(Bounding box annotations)
────────────────────────────────────────

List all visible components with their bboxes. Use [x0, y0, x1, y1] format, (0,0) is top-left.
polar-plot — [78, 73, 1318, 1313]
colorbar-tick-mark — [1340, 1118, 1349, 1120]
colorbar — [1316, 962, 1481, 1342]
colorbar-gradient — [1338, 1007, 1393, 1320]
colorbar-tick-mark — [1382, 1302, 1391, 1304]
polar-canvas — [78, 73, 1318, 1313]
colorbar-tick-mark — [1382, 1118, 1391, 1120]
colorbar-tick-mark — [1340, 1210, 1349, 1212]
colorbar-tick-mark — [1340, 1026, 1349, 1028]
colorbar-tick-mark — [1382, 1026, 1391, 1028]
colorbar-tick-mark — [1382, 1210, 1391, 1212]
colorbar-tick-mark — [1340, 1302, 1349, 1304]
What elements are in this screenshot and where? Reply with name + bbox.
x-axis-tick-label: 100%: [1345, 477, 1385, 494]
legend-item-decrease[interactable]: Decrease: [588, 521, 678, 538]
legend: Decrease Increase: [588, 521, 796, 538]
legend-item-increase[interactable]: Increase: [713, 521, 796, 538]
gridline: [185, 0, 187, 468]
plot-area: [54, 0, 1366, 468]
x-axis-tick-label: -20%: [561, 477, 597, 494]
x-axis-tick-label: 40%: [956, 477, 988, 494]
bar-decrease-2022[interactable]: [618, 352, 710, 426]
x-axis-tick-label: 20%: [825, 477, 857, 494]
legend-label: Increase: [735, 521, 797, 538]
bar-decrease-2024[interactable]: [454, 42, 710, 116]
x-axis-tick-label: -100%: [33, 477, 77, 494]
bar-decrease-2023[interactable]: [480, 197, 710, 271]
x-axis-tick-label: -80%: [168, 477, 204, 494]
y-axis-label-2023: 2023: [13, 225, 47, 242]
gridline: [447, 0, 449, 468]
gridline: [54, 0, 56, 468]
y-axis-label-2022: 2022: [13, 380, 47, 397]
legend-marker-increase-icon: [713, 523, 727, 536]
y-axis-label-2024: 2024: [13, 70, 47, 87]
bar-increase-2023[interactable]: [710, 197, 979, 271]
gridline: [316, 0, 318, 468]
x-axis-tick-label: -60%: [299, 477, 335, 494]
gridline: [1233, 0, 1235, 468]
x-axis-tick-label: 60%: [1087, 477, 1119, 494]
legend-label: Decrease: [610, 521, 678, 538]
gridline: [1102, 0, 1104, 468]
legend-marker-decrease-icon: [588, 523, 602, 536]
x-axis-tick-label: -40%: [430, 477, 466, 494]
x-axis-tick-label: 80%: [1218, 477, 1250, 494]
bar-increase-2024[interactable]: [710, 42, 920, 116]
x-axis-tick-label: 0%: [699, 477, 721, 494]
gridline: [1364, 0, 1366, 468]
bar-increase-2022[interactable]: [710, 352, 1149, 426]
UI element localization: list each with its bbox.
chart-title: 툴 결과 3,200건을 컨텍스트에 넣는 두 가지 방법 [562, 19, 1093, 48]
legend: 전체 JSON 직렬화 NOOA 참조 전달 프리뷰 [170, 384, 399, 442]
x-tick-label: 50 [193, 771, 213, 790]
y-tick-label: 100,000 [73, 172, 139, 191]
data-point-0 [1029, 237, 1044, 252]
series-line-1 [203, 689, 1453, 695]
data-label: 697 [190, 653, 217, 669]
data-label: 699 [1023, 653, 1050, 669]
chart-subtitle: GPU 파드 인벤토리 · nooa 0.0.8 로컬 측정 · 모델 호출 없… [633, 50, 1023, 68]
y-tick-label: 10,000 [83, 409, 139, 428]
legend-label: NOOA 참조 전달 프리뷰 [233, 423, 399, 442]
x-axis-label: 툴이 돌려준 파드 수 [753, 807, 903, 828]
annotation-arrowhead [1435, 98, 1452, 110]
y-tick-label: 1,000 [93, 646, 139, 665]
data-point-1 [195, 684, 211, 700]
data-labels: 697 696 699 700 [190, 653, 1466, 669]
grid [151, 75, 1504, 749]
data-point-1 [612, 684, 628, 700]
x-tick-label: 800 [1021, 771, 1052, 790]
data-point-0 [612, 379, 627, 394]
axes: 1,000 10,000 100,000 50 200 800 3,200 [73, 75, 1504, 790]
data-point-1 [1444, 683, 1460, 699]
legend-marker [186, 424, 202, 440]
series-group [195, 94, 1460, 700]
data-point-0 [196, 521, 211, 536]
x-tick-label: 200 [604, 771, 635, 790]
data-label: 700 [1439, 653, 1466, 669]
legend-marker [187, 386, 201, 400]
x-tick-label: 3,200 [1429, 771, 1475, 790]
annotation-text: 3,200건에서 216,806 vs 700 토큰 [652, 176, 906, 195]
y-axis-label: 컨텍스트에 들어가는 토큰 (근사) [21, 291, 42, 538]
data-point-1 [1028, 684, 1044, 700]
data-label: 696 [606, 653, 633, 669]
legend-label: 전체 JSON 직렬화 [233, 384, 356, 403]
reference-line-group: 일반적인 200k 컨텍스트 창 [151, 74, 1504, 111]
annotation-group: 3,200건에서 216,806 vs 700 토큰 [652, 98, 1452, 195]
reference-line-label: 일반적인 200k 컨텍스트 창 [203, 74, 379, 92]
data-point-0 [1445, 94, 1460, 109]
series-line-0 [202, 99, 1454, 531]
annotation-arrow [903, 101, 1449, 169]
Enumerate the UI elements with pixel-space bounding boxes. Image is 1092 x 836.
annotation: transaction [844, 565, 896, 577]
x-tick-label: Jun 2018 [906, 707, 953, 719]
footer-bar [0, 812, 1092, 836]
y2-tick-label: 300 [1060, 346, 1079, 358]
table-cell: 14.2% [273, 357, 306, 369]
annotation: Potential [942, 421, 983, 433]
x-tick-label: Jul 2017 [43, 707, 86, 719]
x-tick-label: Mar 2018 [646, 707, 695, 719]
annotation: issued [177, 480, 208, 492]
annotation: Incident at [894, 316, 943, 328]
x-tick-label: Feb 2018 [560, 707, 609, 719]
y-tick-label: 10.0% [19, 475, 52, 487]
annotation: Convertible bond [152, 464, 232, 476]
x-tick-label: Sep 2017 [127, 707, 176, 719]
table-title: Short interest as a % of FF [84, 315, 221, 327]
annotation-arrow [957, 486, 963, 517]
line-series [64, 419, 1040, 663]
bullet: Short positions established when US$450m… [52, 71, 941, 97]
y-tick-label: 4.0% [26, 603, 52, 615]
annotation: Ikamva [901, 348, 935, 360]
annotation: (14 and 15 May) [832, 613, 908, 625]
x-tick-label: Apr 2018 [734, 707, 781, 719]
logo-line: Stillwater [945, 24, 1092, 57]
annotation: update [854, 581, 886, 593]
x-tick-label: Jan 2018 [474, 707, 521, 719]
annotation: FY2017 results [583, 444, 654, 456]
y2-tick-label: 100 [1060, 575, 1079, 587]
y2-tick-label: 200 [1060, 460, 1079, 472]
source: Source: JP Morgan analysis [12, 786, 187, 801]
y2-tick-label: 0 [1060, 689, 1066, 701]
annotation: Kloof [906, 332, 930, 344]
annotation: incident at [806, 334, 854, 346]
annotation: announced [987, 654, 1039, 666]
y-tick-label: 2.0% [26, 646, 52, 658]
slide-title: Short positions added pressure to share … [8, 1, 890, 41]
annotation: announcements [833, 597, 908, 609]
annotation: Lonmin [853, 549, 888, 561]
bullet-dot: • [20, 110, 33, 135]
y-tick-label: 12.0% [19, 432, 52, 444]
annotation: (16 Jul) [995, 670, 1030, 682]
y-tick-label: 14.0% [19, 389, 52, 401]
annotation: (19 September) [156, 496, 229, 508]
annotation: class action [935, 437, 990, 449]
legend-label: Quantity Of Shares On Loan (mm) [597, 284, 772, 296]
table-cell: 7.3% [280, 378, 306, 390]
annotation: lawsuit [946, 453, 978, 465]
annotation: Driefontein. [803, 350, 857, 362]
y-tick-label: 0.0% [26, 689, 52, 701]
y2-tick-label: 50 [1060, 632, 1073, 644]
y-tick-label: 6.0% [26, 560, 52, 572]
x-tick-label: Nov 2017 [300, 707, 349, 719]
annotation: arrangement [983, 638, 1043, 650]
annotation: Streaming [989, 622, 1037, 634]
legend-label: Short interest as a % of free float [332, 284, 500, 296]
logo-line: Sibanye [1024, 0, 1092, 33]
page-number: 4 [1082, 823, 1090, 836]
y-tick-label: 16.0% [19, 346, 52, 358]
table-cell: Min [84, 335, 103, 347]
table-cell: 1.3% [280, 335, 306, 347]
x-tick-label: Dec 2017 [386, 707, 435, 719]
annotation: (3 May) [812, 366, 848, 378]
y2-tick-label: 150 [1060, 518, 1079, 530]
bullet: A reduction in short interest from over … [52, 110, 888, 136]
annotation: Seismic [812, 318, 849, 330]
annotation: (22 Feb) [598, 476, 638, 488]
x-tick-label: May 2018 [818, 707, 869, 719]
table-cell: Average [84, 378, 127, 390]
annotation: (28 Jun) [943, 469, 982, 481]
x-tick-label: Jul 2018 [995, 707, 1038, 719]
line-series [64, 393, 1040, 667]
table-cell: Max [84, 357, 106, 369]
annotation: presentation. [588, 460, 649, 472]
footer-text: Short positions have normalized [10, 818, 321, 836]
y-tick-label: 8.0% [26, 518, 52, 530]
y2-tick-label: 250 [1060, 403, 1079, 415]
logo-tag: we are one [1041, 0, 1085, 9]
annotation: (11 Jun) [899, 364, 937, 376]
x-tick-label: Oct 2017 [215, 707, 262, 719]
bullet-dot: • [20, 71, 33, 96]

────────────────────────────────────────

Problem: Copy the lines exactly as they appear, from the start of the records through the line with "colorbar-gradient — [1338, 1007, 1393, 1320]".

Full response:
List all visible components with their bboxes. Use [x0, y0, x1, y1] format, (0,0) is top-left.
polar-plot — [78, 73, 1318, 1313]
colorbar-tick-mark — [1340, 1118, 1349, 1120]
colorbar — [1316, 962, 1481, 1342]
colorbar-gradient — [1338, 1007, 1393, 1320]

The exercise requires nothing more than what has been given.